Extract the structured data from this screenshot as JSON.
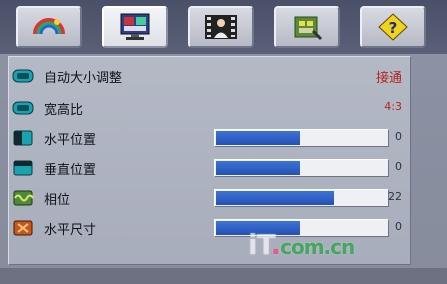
{
  "tabs": [
    {
      "name": "color",
      "icon": "color-wheel-icon",
      "active": false
    },
    {
      "name": "image",
      "icon": "monitor-icon",
      "active": true
    },
    {
      "name": "video",
      "icon": "film-person-icon",
      "active": false
    },
    {
      "name": "setup",
      "icon": "settings-chip-icon",
      "active": false
    },
    {
      "name": "help",
      "icon": "help-question-icon",
      "active": false
    }
  ],
  "rows": [
    {
      "label": "自动大小调整",
      "icon": "auto-resize-icon",
      "value": "接通"
    },
    {
      "label": "宽高比",
      "icon": "aspect-ratio-icon",
      "value": "4:3"
    },
    {
      "label": "水平位置",
      "icon": "h-position-icon",
      "value": "0",
      "level": 0.49
    },
    {
      "label": "垂直位置",
      "icon": "v-position-icon",
      "value": "0",
      "level": 0.49
    },
    {
      "label": "相位",
      "icon": "phase-icon",
      "value": "22",
      "level": 0.69
    },
    {
      "label": "水平尺寸",
      "icon": "h-size-icon",
      "value": "0",
      "level": 0.49
    }
  ],
  "watermark": {
    "main": "iT",
    "dot": ".",
    "com": "com",
    "cn": ".cn"
  },
  "colors": {
    "bar_fill": "#2a58c0",
    "accent_red": "#b3261e",
    "panel": "#b0b5c2"
  }
}
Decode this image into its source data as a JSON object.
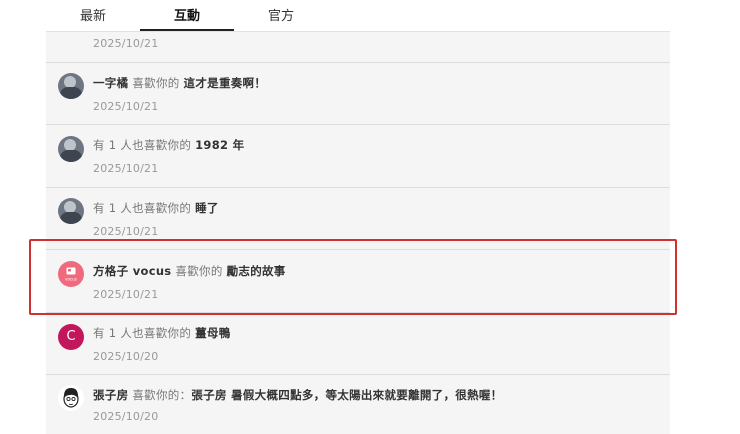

Given exercise -
Quote everything in the listing above exactly; pictures are the only thing to omit.

In response -
Extract the structured data from this screenshot as JSON.
{
  "tabs": [
    {
      "name": "color",
      "icon": "color-wheel-icon",
      "active": false
    },
    {
      "name": "image",
      "icon": "monitor-icon",
      "active": true
    },
    {
      "name": "video",
      "icon": "film-person-icon",
      "active": false
    },
    {
      "name": "setup",
      "icon": "settings-chip-icon",
      "active": false
    },
    {
      "name": "help",
      "icon": "help-question-icon",
      "active": false
    }
  ],
  "rows": [
    {
      "label": "自动大小调整",
      "icon": "auto-resize-icon",
      "value": "接通"
    },
    {
      "label": "宽高比",
      "icon": "aspect-ratio-icon",
      "value": "4:3"
    },
    {
      "label": "水平位置",
      "icon": "h-position-icon",
      "value": "0",
      "level": 0.49
    },
    {
      "label": "垂直位置",
      "icon": "v-position-icon",
      "value": "0",
      "level": 0.49
    },
    {
      "label": "相位",
      "icon": "phase-icon",
      "value": "22",
      "level": 0.69
    },
    {
      "label": "水平尺寸",
      "icon": "h-size-icon",
      "value": "0",
      "level": 0.49
    }
  ],
  "watermark": {
    "main": "iT",
    "dot": ".",
    "com": "com",
    "cn": ".cn"
  },
  "colors": {
    "bar_fill": "#2a58c0",
    "accent_red": "#b3261e",
    "panel": "#b0b5c2"
  }
}
Decode this image into its source data as a JSON object.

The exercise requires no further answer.